■ What is expected ■
Extract and list every line that contains the word "YOUR".
** START OF Entries shown **
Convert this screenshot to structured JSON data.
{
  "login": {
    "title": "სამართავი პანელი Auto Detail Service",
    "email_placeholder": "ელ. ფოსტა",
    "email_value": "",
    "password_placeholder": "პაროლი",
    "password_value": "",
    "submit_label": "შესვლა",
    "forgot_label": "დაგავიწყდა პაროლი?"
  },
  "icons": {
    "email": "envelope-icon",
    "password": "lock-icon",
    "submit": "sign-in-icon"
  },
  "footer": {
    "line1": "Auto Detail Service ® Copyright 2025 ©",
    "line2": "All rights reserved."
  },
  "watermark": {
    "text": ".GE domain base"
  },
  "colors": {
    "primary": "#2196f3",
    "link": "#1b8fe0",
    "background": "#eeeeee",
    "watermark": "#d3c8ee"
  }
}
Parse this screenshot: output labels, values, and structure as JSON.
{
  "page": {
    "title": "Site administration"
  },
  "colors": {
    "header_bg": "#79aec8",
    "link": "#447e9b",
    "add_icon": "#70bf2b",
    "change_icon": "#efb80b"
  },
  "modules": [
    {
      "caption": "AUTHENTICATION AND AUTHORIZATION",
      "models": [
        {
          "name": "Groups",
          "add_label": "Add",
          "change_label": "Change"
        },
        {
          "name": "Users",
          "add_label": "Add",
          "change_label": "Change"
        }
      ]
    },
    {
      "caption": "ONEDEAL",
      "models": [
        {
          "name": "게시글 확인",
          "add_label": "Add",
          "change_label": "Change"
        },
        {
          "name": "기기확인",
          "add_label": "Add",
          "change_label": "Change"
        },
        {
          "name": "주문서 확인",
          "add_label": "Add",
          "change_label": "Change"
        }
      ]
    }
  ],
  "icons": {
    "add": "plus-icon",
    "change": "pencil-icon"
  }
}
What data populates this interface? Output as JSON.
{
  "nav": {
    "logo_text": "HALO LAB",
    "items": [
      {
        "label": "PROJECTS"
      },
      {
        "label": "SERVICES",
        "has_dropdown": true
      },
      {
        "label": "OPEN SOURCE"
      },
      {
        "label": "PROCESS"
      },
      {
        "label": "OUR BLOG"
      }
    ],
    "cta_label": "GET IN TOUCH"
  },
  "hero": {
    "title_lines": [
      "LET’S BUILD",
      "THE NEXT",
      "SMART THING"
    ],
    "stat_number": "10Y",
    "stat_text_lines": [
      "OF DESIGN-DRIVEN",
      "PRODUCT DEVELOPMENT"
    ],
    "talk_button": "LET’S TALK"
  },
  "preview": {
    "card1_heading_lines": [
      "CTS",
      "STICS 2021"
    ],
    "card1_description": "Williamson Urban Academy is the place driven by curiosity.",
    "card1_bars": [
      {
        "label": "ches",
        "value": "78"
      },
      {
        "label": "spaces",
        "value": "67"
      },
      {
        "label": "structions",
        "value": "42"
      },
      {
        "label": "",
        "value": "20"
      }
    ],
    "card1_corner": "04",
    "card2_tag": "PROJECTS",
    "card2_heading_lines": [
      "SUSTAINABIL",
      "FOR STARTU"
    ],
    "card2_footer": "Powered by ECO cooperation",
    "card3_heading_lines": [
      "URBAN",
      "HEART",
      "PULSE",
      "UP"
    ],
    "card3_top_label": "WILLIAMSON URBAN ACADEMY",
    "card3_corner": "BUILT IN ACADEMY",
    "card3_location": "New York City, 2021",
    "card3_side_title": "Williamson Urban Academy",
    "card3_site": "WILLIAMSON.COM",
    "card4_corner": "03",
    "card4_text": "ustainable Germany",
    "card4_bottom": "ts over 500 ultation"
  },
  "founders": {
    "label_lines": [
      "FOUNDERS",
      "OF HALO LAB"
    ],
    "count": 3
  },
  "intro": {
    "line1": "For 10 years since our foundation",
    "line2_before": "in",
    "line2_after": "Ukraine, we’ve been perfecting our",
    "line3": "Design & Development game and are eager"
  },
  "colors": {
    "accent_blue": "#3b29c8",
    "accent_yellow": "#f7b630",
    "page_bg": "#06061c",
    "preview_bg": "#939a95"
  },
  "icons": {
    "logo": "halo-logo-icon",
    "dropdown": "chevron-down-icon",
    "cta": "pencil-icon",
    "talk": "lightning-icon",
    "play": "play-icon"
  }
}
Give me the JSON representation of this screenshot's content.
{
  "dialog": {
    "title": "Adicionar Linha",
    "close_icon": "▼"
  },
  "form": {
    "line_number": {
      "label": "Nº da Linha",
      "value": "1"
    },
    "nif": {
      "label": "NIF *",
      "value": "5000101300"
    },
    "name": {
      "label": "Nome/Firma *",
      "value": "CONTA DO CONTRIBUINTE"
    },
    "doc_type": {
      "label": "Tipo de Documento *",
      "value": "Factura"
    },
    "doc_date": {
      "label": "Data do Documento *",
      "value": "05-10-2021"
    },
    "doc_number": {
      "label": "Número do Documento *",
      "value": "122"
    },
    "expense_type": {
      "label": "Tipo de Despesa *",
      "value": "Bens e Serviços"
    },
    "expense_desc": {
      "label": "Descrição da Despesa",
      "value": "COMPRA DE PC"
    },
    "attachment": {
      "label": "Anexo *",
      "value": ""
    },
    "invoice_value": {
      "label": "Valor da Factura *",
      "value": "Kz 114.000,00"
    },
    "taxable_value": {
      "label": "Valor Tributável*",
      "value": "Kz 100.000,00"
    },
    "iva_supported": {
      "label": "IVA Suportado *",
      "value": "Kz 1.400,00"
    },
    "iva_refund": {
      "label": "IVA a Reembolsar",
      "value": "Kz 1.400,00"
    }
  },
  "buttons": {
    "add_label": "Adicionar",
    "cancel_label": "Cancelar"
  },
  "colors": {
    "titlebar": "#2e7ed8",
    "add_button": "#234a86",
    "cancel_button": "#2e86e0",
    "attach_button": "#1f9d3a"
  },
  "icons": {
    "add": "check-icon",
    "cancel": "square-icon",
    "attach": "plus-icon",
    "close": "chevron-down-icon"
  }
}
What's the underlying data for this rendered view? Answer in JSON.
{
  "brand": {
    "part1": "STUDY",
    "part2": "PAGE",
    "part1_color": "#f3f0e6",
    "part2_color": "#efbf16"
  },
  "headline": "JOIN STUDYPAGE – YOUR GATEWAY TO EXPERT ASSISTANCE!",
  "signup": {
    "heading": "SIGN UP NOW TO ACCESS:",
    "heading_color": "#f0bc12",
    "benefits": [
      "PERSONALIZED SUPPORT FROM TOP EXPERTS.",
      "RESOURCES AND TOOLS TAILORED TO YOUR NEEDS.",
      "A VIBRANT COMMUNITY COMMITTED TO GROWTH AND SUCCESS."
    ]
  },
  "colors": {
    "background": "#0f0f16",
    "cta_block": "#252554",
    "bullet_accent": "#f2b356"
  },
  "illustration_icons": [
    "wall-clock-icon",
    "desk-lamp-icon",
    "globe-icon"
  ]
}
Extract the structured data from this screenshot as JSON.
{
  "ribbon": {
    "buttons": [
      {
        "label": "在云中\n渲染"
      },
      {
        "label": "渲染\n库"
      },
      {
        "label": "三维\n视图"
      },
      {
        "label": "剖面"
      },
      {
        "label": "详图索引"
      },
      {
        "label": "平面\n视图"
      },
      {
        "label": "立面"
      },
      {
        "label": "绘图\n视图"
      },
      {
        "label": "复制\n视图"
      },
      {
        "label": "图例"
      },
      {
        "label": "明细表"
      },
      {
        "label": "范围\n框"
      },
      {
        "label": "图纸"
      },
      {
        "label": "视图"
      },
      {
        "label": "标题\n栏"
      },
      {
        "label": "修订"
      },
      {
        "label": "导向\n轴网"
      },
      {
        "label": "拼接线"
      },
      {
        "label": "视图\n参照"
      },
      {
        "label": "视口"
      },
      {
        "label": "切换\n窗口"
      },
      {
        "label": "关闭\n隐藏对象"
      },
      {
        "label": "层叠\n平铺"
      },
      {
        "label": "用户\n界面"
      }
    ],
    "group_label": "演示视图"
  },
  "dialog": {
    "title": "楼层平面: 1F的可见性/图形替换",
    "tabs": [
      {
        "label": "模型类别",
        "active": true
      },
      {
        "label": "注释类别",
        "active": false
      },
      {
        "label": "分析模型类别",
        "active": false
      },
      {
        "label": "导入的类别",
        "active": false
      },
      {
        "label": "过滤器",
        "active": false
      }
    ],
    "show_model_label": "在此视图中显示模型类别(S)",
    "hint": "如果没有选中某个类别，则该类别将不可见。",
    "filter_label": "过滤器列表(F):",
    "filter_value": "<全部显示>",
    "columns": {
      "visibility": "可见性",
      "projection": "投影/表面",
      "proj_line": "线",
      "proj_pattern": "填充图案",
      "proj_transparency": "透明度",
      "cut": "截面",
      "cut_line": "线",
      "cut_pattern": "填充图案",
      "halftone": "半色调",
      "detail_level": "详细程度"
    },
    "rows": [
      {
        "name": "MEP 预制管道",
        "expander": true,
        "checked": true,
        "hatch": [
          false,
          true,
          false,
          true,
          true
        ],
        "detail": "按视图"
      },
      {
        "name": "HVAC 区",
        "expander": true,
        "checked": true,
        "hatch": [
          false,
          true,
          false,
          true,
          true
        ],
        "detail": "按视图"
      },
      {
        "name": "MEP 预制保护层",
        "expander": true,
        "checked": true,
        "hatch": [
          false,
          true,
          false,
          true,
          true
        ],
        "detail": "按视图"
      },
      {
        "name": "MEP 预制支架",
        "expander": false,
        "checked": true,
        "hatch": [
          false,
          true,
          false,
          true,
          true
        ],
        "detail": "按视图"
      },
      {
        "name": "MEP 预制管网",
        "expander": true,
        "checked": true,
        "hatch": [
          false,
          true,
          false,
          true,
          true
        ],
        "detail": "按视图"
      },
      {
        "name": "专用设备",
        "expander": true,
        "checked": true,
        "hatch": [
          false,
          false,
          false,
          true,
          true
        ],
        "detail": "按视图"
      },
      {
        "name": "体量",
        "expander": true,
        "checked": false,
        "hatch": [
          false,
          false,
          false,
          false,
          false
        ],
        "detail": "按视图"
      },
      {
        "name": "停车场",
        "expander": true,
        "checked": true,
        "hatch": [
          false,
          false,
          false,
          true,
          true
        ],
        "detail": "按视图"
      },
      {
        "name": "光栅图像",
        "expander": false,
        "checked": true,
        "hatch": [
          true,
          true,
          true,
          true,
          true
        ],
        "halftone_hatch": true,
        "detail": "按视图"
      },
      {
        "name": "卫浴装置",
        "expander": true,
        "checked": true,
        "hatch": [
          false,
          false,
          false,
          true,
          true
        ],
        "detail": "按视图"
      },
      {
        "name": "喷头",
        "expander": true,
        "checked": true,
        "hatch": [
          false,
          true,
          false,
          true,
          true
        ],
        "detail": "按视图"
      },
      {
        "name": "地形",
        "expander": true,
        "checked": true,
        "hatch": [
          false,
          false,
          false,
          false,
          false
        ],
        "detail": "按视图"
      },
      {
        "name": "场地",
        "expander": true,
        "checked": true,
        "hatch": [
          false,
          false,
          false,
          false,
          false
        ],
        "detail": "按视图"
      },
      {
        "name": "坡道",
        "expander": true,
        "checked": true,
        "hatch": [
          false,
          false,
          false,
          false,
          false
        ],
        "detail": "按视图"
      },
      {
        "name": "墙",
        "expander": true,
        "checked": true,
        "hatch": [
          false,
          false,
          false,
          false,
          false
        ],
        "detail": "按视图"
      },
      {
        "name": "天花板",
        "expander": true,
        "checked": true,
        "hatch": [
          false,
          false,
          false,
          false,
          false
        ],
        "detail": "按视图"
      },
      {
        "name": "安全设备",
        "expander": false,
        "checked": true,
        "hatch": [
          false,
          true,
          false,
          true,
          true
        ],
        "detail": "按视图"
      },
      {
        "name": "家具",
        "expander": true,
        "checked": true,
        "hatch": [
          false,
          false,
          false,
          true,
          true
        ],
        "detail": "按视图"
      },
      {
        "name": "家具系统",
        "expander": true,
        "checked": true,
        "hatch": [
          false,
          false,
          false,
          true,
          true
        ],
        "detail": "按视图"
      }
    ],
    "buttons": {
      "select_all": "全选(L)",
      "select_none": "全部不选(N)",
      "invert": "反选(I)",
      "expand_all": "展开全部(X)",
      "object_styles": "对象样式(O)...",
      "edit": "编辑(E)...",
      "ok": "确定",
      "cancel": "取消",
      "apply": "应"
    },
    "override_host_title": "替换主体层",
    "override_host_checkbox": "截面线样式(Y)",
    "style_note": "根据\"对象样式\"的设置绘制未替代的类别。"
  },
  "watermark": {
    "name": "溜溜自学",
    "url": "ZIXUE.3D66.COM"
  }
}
** END OF Entries shown **
■ Final answer ■
  "headline": "JOIN STUDYPAGE – YOUR GATEWAY TO EXPERT ASSISTANCE!",
      "RESOURCES AND TOOLS TAILORED TO YOUR NEEDS.",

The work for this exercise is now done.